-- Start Given data --

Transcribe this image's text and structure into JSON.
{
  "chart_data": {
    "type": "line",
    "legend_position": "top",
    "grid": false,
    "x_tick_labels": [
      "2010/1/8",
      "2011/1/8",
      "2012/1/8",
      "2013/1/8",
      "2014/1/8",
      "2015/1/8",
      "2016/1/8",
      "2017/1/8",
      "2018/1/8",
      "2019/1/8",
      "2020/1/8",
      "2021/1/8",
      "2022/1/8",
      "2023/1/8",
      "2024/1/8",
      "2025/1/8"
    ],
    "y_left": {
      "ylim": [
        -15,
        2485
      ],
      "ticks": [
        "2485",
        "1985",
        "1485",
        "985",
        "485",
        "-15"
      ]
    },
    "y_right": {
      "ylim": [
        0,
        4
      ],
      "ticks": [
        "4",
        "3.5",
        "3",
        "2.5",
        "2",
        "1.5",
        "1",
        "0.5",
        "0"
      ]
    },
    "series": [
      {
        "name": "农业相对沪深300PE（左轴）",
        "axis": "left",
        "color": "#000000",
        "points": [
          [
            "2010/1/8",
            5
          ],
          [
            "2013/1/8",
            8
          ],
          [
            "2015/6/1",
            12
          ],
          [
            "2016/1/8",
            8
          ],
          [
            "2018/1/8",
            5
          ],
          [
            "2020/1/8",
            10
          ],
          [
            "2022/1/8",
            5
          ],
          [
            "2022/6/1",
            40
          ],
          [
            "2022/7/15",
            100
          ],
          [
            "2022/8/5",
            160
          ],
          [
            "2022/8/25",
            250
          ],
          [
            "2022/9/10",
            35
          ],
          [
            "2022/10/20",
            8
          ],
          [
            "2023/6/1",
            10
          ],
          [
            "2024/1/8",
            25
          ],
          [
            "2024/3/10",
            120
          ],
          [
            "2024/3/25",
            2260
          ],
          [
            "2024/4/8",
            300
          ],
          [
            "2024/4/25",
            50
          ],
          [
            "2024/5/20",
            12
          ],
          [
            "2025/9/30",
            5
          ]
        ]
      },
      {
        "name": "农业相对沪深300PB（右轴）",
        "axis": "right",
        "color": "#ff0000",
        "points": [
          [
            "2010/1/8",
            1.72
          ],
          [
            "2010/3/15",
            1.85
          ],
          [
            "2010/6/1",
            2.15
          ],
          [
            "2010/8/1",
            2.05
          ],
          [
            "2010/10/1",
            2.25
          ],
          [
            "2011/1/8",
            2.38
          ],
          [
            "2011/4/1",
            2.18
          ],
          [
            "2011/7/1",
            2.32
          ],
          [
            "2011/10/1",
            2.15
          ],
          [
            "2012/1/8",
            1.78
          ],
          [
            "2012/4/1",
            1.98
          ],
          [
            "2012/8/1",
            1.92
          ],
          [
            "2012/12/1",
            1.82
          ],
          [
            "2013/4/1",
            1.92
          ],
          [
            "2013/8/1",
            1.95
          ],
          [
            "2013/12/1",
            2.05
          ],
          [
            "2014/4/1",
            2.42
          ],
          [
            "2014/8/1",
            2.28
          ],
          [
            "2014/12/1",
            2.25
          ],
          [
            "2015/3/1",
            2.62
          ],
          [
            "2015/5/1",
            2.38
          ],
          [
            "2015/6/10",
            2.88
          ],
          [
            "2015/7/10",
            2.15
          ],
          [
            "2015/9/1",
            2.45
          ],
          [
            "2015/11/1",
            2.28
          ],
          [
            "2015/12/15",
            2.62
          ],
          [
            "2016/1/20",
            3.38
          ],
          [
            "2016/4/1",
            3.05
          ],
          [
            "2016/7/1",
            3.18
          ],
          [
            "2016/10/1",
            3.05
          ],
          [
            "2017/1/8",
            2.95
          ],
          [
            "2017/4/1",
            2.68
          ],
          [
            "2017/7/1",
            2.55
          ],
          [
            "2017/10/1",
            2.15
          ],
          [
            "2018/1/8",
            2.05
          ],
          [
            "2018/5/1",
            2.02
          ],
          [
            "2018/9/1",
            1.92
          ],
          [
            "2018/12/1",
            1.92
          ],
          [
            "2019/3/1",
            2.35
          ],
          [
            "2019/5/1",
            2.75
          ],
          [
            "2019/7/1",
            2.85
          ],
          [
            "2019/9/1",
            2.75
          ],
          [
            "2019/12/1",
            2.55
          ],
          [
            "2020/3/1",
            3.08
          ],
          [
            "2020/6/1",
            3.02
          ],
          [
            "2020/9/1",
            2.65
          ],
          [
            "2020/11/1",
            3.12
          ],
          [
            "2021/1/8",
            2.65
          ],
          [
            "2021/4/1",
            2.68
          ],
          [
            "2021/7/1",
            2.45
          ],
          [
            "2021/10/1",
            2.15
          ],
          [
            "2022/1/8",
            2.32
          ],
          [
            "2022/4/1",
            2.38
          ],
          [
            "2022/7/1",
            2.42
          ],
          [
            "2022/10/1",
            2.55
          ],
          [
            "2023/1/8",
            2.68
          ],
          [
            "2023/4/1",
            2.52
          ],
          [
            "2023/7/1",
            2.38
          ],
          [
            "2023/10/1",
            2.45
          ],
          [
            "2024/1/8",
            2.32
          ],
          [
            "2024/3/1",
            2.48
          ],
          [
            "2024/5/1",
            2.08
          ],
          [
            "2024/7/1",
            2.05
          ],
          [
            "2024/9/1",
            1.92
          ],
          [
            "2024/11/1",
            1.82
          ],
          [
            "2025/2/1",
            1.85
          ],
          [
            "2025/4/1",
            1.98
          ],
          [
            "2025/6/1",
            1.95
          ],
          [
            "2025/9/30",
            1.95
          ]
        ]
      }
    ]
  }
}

-- End Given data --

Description of the task: Output a single number: how many lines contain the word "name".

Exercise response: 2